Records from a collection:
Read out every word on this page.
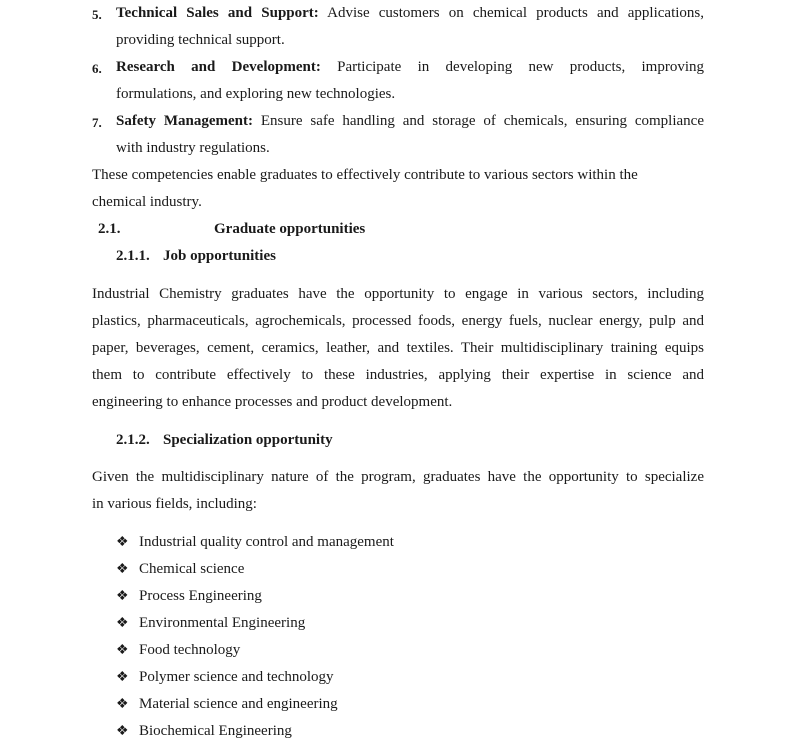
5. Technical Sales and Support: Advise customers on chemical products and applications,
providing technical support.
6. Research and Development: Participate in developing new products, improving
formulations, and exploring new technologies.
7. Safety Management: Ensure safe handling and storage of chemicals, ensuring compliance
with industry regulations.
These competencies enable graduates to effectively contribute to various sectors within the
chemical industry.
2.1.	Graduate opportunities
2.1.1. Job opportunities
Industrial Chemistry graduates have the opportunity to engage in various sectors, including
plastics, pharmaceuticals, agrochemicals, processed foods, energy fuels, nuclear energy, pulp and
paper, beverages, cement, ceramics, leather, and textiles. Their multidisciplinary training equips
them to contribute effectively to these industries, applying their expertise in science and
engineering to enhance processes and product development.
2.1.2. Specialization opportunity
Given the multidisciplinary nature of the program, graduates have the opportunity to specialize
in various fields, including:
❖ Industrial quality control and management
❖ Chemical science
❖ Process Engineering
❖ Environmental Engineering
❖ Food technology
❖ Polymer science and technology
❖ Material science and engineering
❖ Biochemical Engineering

* * *

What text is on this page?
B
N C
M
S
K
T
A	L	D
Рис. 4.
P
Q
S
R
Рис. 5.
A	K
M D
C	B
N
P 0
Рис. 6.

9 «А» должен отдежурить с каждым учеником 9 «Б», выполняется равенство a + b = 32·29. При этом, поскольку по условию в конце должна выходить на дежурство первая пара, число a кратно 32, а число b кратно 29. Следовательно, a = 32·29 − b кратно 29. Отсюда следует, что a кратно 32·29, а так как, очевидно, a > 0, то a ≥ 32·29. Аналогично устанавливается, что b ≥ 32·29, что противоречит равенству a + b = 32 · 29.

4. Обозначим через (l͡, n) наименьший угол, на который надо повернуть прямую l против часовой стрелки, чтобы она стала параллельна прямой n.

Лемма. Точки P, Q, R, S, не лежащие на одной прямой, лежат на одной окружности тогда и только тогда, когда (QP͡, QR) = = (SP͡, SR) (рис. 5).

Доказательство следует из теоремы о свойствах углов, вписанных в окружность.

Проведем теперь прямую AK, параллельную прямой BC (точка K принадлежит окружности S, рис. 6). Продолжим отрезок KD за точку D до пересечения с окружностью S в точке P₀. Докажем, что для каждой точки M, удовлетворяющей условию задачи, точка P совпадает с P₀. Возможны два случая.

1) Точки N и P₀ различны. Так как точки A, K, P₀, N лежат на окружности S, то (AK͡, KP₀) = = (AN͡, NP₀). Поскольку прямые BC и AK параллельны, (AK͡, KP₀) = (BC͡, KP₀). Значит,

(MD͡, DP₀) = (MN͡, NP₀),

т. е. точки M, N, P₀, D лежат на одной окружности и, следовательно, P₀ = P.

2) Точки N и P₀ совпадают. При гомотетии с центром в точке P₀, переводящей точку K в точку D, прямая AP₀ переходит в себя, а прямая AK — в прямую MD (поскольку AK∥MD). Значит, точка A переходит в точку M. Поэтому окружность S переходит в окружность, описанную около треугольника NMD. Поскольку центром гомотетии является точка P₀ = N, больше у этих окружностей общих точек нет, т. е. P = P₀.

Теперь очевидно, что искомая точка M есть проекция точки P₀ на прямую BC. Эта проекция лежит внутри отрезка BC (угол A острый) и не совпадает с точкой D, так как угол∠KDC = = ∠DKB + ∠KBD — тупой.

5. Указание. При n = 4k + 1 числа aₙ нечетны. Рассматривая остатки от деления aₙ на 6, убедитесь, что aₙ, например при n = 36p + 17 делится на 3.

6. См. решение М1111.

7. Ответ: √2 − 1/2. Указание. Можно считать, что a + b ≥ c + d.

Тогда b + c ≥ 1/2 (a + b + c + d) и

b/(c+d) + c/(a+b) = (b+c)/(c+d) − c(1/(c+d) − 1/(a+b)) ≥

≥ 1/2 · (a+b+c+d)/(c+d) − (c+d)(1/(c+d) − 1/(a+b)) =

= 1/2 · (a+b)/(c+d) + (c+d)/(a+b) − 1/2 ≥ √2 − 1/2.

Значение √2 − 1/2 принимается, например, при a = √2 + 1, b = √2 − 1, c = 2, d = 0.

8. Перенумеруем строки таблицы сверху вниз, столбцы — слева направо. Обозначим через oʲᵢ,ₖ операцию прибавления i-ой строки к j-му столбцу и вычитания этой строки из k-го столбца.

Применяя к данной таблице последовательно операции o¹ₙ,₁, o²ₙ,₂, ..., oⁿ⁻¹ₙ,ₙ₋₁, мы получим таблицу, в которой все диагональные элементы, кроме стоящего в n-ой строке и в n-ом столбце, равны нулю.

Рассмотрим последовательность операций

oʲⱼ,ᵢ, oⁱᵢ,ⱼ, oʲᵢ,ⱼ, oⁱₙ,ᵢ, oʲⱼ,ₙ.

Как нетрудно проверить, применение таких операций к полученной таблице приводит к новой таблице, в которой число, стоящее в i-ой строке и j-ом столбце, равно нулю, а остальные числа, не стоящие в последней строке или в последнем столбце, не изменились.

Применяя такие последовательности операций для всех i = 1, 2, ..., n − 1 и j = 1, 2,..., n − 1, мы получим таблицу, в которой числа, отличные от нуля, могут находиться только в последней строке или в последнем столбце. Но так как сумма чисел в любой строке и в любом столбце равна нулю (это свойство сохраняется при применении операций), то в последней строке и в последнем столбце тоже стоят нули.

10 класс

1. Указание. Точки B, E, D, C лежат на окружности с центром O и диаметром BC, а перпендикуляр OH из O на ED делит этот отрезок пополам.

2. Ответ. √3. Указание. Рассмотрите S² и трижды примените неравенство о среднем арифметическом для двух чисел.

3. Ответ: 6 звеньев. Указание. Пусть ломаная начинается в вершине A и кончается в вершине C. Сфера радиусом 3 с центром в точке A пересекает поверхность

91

...

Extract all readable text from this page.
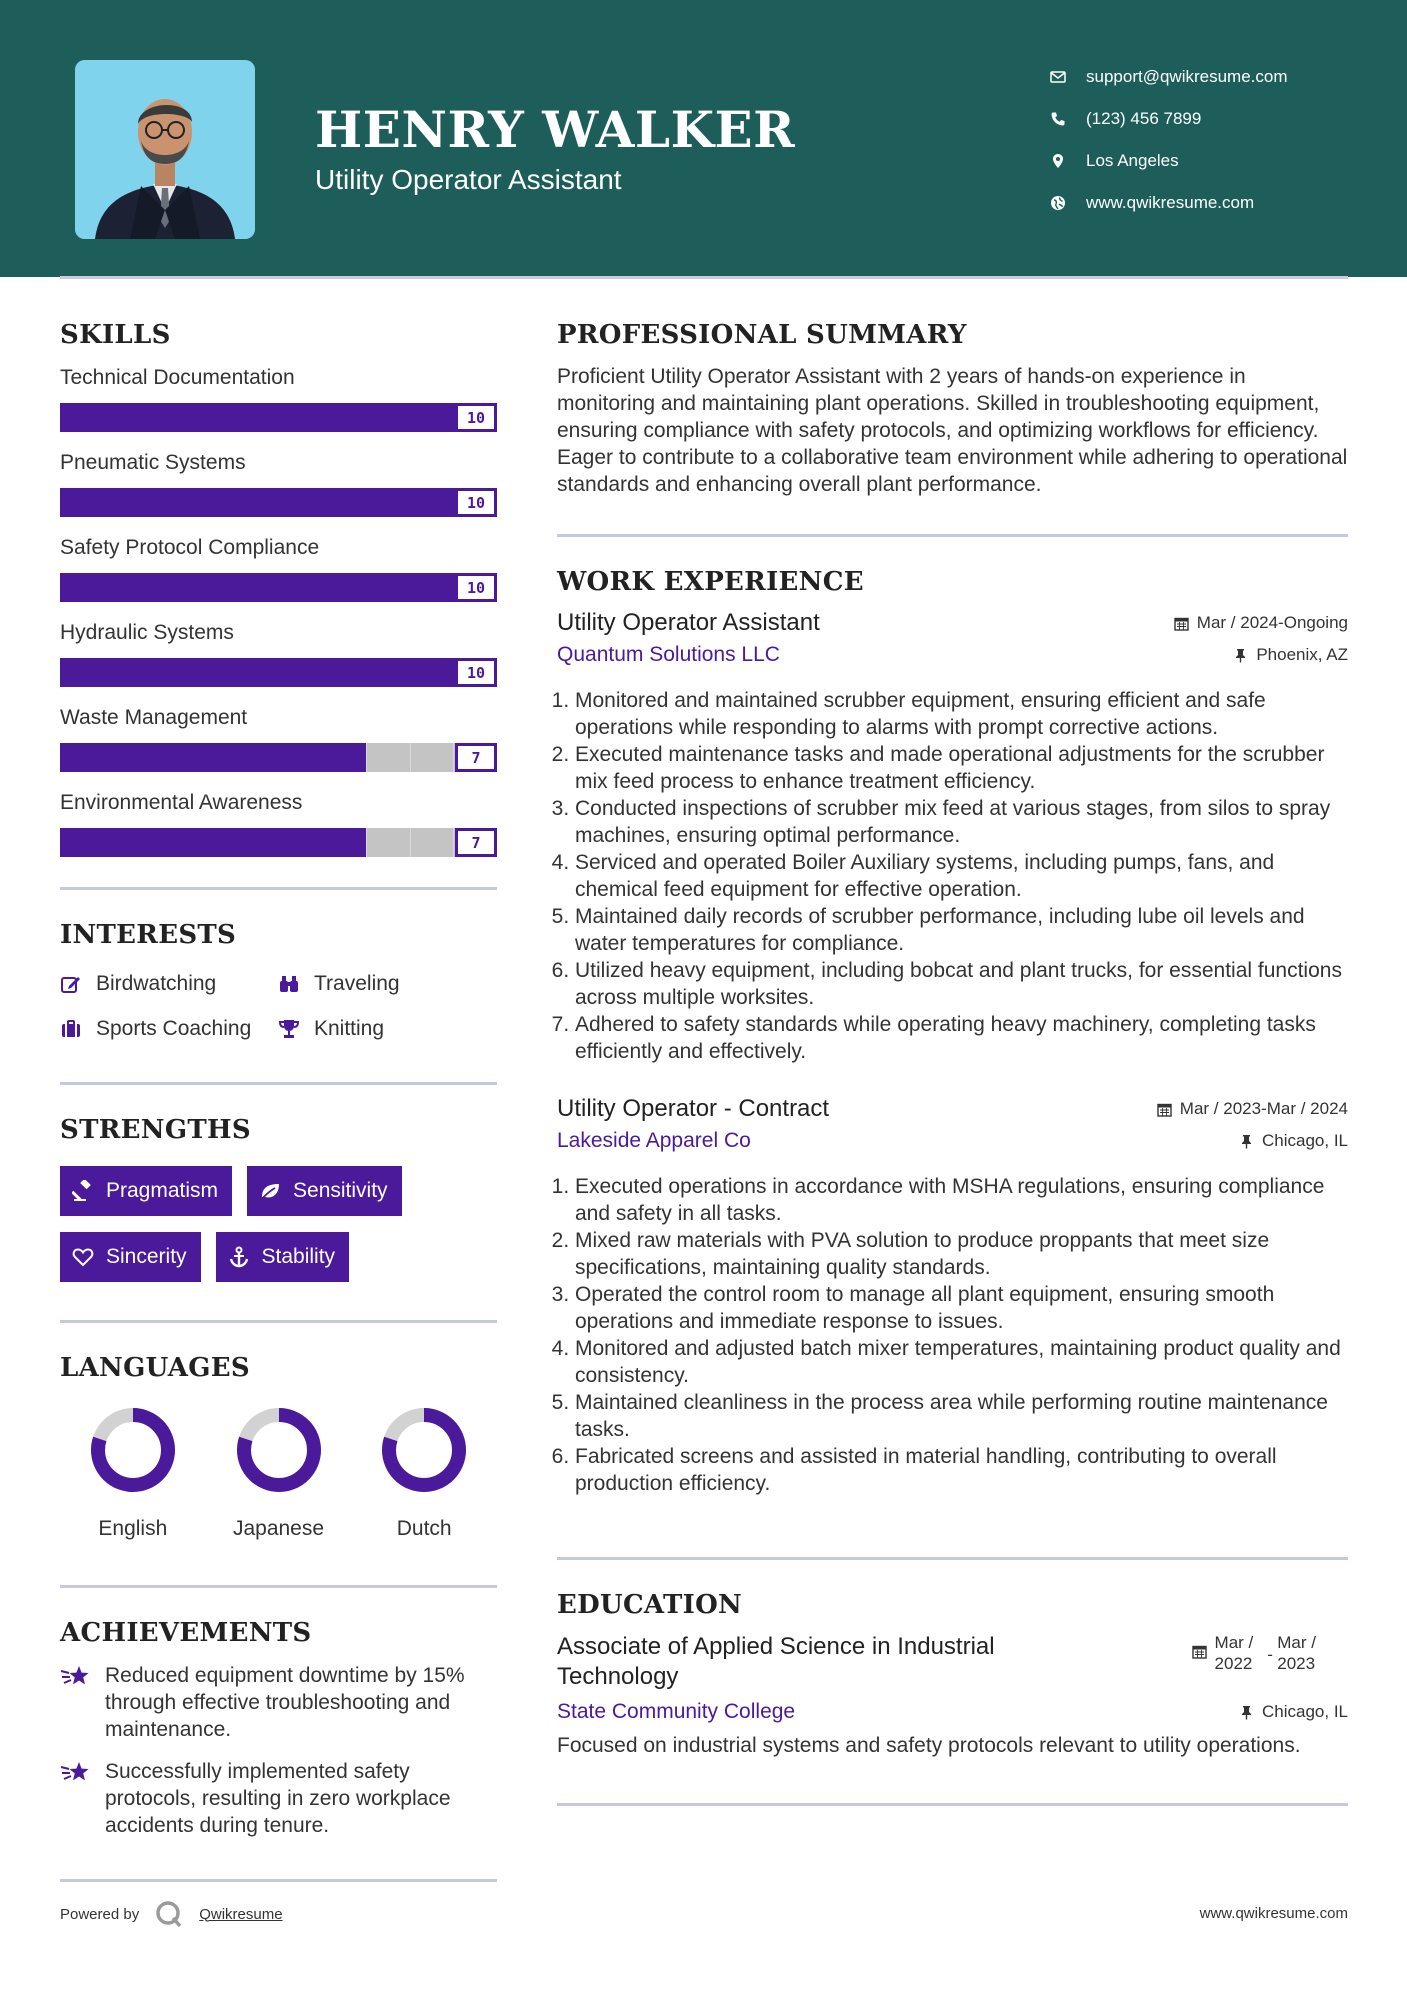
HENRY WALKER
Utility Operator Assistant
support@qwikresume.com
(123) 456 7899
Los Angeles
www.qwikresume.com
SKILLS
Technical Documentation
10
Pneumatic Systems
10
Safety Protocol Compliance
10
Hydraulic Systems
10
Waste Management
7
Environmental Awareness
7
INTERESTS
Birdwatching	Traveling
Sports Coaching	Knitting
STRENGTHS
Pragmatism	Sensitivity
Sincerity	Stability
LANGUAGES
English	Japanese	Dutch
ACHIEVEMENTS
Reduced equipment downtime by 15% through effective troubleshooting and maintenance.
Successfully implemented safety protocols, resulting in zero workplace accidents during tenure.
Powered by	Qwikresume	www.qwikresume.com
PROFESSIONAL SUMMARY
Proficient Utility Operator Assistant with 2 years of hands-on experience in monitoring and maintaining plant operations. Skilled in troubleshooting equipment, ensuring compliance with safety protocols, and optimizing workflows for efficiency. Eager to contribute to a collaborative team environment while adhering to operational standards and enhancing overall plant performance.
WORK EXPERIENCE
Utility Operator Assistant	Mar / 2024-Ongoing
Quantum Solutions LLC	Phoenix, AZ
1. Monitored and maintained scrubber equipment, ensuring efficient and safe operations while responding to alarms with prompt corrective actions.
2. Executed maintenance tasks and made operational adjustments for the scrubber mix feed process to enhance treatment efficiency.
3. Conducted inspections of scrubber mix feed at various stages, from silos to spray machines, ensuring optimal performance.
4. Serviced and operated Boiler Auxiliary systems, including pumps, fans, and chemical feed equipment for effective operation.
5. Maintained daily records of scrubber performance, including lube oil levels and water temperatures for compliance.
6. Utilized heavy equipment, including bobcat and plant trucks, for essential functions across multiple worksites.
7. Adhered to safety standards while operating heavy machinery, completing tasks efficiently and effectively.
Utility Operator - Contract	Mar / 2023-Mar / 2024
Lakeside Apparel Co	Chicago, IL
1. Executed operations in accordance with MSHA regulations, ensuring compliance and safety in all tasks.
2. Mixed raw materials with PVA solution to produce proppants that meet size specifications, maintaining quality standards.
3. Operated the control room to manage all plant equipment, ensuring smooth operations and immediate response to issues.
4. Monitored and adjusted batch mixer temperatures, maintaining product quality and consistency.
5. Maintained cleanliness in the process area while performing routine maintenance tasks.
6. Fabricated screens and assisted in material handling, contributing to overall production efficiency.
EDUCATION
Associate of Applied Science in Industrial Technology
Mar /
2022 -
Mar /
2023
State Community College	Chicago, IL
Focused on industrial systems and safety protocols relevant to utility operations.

### [WORK REQUIRED]
In the entries above, find every line with the word "opportunities" and list it.

### [RESPONSE BELOW]
2.1.	Graduate opportunities
2.1.1. Job opportunities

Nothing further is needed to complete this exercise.